- PROVIDED DATA -
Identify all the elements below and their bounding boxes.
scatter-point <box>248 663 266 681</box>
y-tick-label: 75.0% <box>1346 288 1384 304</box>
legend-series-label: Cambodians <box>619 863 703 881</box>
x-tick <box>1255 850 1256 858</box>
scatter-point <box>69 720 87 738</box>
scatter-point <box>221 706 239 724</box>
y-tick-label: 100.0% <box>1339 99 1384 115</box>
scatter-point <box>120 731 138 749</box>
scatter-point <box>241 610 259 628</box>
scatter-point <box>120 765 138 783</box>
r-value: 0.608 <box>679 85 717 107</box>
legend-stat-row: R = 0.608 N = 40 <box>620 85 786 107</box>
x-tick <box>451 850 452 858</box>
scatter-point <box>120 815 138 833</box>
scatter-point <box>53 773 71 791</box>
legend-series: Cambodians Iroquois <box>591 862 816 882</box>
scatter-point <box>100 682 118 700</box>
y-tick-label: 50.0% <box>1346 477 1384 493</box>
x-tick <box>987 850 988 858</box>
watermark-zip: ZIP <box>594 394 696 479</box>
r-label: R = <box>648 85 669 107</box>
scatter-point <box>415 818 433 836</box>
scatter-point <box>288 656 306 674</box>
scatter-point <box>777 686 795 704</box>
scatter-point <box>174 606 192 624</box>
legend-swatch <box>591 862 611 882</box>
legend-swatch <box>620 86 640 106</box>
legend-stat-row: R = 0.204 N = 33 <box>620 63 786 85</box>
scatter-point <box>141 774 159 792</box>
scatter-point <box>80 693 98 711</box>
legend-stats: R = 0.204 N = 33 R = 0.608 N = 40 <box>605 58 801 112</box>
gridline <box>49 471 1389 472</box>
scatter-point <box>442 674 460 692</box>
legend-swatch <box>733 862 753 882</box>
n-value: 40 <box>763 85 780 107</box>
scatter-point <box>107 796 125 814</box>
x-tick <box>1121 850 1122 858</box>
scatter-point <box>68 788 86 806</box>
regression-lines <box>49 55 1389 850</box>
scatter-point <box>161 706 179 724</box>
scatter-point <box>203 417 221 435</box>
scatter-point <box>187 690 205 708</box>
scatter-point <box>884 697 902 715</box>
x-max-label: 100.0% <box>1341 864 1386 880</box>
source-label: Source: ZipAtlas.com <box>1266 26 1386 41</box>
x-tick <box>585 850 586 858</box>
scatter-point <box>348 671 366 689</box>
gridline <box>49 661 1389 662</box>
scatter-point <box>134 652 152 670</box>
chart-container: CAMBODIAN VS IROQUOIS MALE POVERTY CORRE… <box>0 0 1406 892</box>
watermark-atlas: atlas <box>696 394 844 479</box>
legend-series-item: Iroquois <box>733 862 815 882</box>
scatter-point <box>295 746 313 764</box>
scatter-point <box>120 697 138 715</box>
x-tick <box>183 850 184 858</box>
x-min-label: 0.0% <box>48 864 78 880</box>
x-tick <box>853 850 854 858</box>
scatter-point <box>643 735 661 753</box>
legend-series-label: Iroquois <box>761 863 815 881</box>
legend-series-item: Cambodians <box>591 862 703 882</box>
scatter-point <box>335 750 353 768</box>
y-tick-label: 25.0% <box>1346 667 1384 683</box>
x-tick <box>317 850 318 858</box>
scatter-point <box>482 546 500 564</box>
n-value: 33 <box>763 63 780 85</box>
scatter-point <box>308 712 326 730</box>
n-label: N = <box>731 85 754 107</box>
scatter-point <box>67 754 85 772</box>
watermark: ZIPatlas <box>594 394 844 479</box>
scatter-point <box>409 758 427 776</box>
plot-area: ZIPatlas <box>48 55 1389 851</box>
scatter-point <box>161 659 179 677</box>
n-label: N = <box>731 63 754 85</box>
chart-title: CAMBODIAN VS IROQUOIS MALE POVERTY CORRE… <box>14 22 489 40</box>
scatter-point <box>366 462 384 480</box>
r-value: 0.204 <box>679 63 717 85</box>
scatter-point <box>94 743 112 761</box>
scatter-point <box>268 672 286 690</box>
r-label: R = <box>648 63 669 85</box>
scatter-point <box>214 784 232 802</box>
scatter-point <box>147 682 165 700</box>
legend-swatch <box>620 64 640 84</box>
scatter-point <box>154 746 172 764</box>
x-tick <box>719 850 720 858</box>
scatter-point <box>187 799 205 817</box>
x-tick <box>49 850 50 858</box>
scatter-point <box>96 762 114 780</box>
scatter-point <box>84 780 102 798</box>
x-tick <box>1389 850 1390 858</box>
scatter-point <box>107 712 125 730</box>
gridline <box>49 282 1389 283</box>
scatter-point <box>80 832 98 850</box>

- EXERCISE TASK -
Filter the material above down to the lines that contain the string "MALE". The match is case-sensitive.

- EXERCISE OUTPUT -
chart-container: CAMBODIAN VS IROQUOIS MALE POVERTY CORRE… <box>0 0 1406 892</box>
chart-title: CAMBODIAN VS IROQUOIS MALE POVERTY CORRE… <box>14 22 489 40</box>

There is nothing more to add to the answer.